PROVIDED INFORMATION:
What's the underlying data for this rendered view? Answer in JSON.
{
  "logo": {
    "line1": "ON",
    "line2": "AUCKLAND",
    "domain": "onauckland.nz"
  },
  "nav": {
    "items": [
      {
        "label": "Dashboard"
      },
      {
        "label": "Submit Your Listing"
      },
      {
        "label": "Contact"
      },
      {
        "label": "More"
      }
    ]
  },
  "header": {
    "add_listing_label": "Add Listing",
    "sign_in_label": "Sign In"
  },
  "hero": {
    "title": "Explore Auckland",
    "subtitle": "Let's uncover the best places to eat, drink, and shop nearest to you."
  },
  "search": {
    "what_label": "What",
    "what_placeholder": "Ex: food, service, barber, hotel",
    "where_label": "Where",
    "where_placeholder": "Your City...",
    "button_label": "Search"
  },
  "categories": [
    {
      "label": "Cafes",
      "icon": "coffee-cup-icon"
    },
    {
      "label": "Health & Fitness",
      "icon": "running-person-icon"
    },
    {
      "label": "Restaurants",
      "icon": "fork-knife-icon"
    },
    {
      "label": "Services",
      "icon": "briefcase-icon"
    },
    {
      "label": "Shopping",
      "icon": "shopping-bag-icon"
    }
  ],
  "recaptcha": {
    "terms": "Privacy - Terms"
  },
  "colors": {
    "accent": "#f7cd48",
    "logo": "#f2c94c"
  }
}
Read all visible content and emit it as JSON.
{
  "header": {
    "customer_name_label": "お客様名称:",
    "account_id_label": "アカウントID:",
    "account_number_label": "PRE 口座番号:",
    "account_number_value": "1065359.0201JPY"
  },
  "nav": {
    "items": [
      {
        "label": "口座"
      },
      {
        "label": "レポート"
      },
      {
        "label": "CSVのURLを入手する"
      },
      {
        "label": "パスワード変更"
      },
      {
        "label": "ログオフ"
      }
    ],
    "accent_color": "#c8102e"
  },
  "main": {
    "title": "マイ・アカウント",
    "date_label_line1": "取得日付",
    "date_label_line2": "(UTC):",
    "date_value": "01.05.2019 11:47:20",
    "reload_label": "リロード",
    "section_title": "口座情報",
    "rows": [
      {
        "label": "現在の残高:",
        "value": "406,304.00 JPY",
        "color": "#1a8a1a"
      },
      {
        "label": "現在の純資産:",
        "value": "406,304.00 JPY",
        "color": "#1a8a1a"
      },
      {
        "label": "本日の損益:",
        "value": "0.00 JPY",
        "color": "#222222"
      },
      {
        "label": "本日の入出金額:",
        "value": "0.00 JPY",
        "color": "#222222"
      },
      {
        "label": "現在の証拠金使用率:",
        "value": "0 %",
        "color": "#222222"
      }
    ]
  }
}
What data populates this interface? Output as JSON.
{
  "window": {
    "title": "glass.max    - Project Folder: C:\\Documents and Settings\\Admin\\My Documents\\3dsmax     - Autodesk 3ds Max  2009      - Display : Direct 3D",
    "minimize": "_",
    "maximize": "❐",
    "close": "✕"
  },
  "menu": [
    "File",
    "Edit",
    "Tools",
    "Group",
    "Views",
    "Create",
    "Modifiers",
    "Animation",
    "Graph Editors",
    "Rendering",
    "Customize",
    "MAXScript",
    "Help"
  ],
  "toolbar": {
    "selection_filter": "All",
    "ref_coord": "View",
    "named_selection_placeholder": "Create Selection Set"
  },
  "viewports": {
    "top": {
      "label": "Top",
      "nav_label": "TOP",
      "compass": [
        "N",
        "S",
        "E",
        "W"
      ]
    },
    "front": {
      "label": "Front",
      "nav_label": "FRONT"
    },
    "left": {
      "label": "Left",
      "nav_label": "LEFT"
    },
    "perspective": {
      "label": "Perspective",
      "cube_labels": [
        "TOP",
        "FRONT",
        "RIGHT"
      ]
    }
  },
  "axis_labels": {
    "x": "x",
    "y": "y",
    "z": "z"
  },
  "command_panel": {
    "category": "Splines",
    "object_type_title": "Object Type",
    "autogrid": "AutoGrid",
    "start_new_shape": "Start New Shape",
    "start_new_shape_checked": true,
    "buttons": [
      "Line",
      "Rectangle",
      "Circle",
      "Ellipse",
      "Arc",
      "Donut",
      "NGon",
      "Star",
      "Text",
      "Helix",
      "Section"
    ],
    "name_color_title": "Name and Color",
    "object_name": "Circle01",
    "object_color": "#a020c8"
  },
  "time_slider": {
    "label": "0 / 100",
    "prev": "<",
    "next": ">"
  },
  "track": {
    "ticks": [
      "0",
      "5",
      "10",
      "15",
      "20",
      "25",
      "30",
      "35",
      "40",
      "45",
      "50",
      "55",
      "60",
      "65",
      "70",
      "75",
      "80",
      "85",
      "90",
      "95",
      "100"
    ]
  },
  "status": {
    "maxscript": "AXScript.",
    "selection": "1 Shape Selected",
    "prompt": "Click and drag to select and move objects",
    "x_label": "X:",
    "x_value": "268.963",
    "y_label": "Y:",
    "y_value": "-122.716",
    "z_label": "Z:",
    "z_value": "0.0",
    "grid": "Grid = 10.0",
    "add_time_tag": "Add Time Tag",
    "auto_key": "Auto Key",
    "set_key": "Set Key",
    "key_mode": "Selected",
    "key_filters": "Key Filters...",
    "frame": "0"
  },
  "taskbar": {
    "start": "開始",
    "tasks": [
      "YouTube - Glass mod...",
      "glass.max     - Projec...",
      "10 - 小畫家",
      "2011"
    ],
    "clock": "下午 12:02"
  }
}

EXERCISE DIRECTIONS: Every entry should be printed again exactly as written.

PROBLEM SOLUTION:
What's the underlying data for this rendered view? Answer in JSON.
{
  "logo": {
    "line1": "ON",
    "line2": "AUCKLAND",
    "domain": "onauckland.nz"
  },
  "nav": {
    "items": [
      {
        "label": "Dashboard"
      },
      {
        "label": "Submit Your Listing"
      },
      {
        "label": "Contact"
      },
      {
        "label": "More"
      }
    ]
  },
  "header": {
    "add_listing_label": "Add Listing",
    "sign_in_label": "Sign In"
  },
  "hero": {
    "title": "Explore Auckland",
    "subtitle": "Let's uncover the best places to eat, drink, and shop nearest to you."
  },
  "search": {
    "what_label": "What",
    "what_placeholder": "Ex: food, service, barber, hotel",
    "where_label": "Where",
    "where_placeholder": "Your City...",
    "button_label": "Search"
  },
  "categories": [
    {
      "label": "Cafes",
      "icon": "coffee-cup-icon"
    },
    {
      "label": "Health & Fitness",
      "icon": "running-person-icon"
    },
    {
      "label": "Restaurants",
      "icon": "fork-knife-icon"
    },
    {
      "label": "Services",
      "icon": "briefcase-icon"
    },
    {
      "label": "Shopping",
      "icon": "shopping-bag-icon"
    }
  ],
  "recaptcha": {
    "terms": "Privacy - Terms"
  },
  "colors": {
    "accent": "#f7cd48",
    "logo": "#f2c94c"
  }
}
Read all visible content and emit it as JSON.
{
  "header": {
    "customer_name_label": "お客様名称:",
    "account_id_label": "アカウントID:",
    "account_number_label": "PRE 口座番号:",
    "account_number_value": "1065359.0201JPY"
  },
  "nav": {
    "items": [
      {
        "label": "口座"
      },
      {
        "label": "レポート"
      },
      {
        "label": "CSVのURLを入手する"
      },
      {
        "label": "パスワード変更"
      },
      {
        "label": "ログオフ"
      }
    ],
    "accent_color": "#c8102e"
  },
  "main": {
    "title": "マイ・アカウント",
    "date_label_line1": "取得日付",
    "date_label_line2": "(UTC):",
    "date_value": "01.05.2019 11:47:20",
    "reload_label": "リロード",
    "section_title": "口座情報",
    "rows": [
      {
        "label": "現在の残高:",
        "value": "406,304.00 JPY",
        "color": "#1a8a1a"
      },
      {
        "label": "現在の純資産:",
        "value": "406,304.00 JPY",
        "color": "#1a8a1a"
      },
      {
        "label": "本日の損益:",
        "value": "0.00 JPY",
        "color": "#222222"
      },
      {
        "label": "本日の入出金額:",
        "value": "0.00 JPY",
        "color": "#222222"
      },
      {
        "label": "現在の証拠金使用率:",
        "value": "0 %",
        "color": "#222222"
      }
    ]
  }
}
What data populates this interface? Output as JSON.
{
  "window": {
    "title": "glass.max    - Project Folder: C:\\Documents and Settings\\Admin\\My Documents\\3dsmax     - Autodesk 3ds Max  2009      - Display : Direct 3D",
    "minimize": "_",
    "maximize": "❐",
    "close": "✕"
  },
  "menu": [
    "File",
    "Edit",
    "Tools",
    "Group",
    "Views",
    "Create",
    "Modifiers",
    "Animation",
    "Graph Editors",
    "Rendering",
    "Customize",
    "MAXScript",
    "Help"
  ],
  "toolbar": {
    "selection_filter": "All",
    "ref_coord": "View",
    "named_selection_placeholder": "Create Selection Set"
  },
  "viewports": {
    "top": {
      "label": "Top",
      "nav_label": "TOP",
      "compass": [
        "N",
        "S",
        "E",
        "W"
      ]
    },
    "front": {
      "label": "Front",
      "nav_label": "FRONT"
    },
    "left": {
      "label": "Left",
      "nav_label": "LEFT"
    },
    "perspective": {
      "label": "Perspective",
      "cube_labels": [
        "TOP",
        "FRONT",
        "RIGHT"
      ]
    }
  },
  "axis_labels": {
    "x": "x",
    "y": "y",
    "z": "z"
  },
  "command_panel": {
    "category": "Splines",
    "object_type_title": "Object Type",
    "autogrid": "AutoGrid",
    "start_new_shape": "Start New Shape",
    "start_new_shape_checked": true,
    "buttons": [
      "Line",
      "Rectangle",
      "Circle",
      "Ellipse",
      "Arc",
      "Donut",
      "NGon",
      "Star",
      "Text",
      "Helix",
      "Section"
    ],
    "name_color_title": "Name and Color",
    "object_name": "Circle01",
    "object_color": "#a020c8"
  },
  "time_slider": {
    "label": "0 / 100",
    "prev": "<",
    "next": ">"
  },
  "track": {
    "ticks": [
      "0",
      "5",
      "10",
      "15",
      "20",
      "25",
      "30",
      "35",
      "40",
      "45",
      "50",
      "55",
      "60",
      "65",
      "70",
      "75",
      "80",
      "85",
      "90",
      "95",
      "100"
    ]
  },
  "status": {
    "maxscript": "AXScript.",
    "selection": "1 Shape Selected",
    "prompt": "Click and drag to select and move objects",
    "x_label": "X:",
    "x_value": "268.963",
    "y_label": "Y:",
    "y_value": "-122.716",
    "z_label": "Z:",
    "z_value": "0.0",
    "grid": "Grid = 10.0",
    "add_time_tag": "Add Time Tag",
    "auto_key": "Auto Key",
    "set_key": "Set Key",
    "key_mode": "Selected",
    "key_filters": "Key Filters...",
    "frame": "0"
  },
  "taskbar": {
    "start": "開始",
    "tasks": [
      "YouTube - Glass mod...",
      "glass.max     - Projec...",
      "10 - 小畫家",
      "2011"
    ],
    "clock": "下午 12:02"
  }
}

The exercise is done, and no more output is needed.